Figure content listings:

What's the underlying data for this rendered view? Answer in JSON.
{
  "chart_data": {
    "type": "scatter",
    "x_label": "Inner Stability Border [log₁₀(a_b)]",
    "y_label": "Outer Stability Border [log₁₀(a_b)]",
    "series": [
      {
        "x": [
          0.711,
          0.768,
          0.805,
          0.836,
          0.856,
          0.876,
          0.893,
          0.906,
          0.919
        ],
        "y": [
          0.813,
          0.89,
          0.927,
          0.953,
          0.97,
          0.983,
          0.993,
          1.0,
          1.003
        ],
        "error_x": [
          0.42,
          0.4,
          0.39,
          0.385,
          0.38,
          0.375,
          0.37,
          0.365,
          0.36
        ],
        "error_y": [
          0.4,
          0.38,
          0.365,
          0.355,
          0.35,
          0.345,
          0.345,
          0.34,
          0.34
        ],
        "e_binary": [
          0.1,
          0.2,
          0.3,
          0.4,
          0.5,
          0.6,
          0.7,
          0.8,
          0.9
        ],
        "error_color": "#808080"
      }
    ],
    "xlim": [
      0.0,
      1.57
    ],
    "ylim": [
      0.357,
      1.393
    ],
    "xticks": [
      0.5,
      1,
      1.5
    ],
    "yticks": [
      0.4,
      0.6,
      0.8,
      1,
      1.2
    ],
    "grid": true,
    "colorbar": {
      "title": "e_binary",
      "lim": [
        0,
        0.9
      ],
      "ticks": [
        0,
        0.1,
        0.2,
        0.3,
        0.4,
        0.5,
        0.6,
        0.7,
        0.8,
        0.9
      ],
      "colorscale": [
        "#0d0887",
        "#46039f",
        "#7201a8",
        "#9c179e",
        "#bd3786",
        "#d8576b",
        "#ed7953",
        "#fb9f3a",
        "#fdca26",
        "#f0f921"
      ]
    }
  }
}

- _Challenge_: Pull out all lines from the entries above in which the word "Stability" appears.

- _Exercise answer_:
    "x_label": "Inner Stability Border [log₁₀(a_b)]",
    "y_label": "Outer Stability Border [log₁₀(a_b)]",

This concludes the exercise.